* [YOUR TASK] Reproduce exactly the lines below, starting with the line that contains "Read out every word on this page." and ending with the last line of the records, both included, and nothing else.

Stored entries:
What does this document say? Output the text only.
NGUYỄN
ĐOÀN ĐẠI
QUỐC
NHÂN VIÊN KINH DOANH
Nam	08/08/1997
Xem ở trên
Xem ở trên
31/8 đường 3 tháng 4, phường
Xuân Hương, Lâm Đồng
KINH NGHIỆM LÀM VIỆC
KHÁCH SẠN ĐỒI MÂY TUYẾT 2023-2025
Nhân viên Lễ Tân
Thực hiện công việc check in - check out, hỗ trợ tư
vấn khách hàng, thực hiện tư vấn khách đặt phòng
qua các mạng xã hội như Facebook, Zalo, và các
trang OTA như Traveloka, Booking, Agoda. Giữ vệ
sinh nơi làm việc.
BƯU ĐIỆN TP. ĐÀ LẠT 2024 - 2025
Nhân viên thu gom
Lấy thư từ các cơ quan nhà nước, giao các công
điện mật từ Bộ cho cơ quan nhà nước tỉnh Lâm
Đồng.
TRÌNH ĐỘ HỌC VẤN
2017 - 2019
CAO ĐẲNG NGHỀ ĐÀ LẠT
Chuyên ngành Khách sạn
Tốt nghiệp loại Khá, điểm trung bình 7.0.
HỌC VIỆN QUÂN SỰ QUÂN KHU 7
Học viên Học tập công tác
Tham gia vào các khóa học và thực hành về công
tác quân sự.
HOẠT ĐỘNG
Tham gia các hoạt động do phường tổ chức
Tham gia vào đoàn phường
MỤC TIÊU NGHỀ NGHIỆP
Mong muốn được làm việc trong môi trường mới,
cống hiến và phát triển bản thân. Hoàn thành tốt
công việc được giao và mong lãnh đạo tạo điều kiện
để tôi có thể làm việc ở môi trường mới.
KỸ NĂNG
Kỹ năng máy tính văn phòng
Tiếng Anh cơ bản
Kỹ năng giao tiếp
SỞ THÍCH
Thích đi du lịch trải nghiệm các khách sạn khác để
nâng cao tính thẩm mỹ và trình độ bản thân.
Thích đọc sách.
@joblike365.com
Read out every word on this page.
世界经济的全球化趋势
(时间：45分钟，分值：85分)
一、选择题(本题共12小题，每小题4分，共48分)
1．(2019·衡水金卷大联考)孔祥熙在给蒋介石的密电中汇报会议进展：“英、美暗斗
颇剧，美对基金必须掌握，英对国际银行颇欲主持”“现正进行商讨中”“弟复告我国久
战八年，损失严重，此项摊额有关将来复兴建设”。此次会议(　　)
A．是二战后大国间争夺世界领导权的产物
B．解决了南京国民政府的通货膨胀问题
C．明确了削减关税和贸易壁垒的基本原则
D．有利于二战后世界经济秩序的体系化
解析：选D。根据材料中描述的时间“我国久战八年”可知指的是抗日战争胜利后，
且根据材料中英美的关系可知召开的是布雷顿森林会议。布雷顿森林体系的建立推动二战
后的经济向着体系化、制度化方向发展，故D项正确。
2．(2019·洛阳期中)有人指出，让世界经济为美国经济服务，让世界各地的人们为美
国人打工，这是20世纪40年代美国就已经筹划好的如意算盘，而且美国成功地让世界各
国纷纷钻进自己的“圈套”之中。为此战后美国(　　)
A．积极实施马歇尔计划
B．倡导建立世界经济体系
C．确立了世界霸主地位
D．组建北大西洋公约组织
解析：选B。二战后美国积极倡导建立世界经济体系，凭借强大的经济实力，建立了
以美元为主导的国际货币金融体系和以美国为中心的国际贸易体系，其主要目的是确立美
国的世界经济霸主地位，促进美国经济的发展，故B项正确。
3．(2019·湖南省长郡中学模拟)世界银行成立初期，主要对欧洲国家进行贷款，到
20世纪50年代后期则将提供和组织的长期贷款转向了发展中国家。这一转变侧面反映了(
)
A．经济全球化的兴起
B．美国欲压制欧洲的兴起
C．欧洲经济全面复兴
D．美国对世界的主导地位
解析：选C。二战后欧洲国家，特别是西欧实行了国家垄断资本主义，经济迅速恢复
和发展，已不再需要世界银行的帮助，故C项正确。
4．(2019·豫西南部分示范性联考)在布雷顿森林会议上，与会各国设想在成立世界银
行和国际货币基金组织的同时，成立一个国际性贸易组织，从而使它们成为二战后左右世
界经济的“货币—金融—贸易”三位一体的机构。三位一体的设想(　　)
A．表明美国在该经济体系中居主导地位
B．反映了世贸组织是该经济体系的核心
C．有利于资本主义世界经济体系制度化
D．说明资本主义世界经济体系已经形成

* [ANSWER]
Read out every word on this page.
世界经济的全球化趋势
(时间：45分钟，分值：85分)
一、选择题(本题共12小题，每小题4分，共48分)
1．(2019·衡水金卷大联考)孔祥熙在给蒋介石的密电中汇报会议进展：“英、美暗斗
颇剧，美对基金必须掌握，英对国际银行颇欲主持”“现正进行商讨中”“弟复告我国久
战八年，损失严重，此项摊额有关将来复兴建设”。此次会议(　　)
A．是二战后大国间争夺世界领导权的产物
B．解决了南京国民政府的通货膨胀问题
C．明确了削减关税和贸易壁垒的基本原则
D．有利于二战后世界经济秩序的体系化
解析：选D。根据材料中描述的时间“我国久战八年”可知指的是抗日战争胜利后，
且根据材料中英美的关系可知召开的是布雷顿森林会议。布雷顿森林体系的建立推动二战
后的经济向着体系化、制度化方向发展，故D项正确。
2．(2019·洛阳期中)有人指出，让世界经济为美国经济服务，让世界各地的人们为美
国人打工，这是20世纪40年代美国就已经筹划好的如意算盘，而且美国成功地让世界各
国纷纷钻进自己的“圈套”之中。为此战后美国(　　)
A．积极实施马歇尔计划
B．倡导建立世界经济体系
C．确立了世界霸主地位
D．组建北大西洋公约组织
解析：选B。二战后美国积极倡导建立世界经济体系，凭借强大的经济实力，建立了
以美元为主导的国际货币金融体系和以美国为中心的国际贸易体系，其主要目的是确立美
国的世界经济霸主地位，促进美国经济的发展，故B项正确。
3．(2019·湖南省长郡中学模拟)世界银行成立初期，主要对欧洲国家进行贷款，到
20世纪50年代后期则将提供和组织的长期贷款转向了发展中国家。这一转变侧面反映了(
)
A．经济全球化的兴起
B．美国欲压制欧洲的兴起
C．欧洲经济全面复兴
D．美国对世界的主导地位
解析：选C。二战后欧洲国家，特别是西欧实行了国家垄断资本主义，经济迅速恢复
和发展，已不再需要世界银行的帮助，故C项正确。
4．(2019·豫西南部分示范性联考)在布雷顿森林会议上，与会各国设想在成立世界银
行和国际货币基金组织的同时，成立一个国际性贸易组织，从而使它们成为二战后左右世
界经济的“货币—金融—贸易”三位一体的机构。三位一体的设想(　　)
A．表明美国在该经济体系中居主导地位
B．反映了世贸组织是该经济体系的核心
C．有利于资本主义世界经济体系制度化
D．说明资本主义世界经济体系已经形成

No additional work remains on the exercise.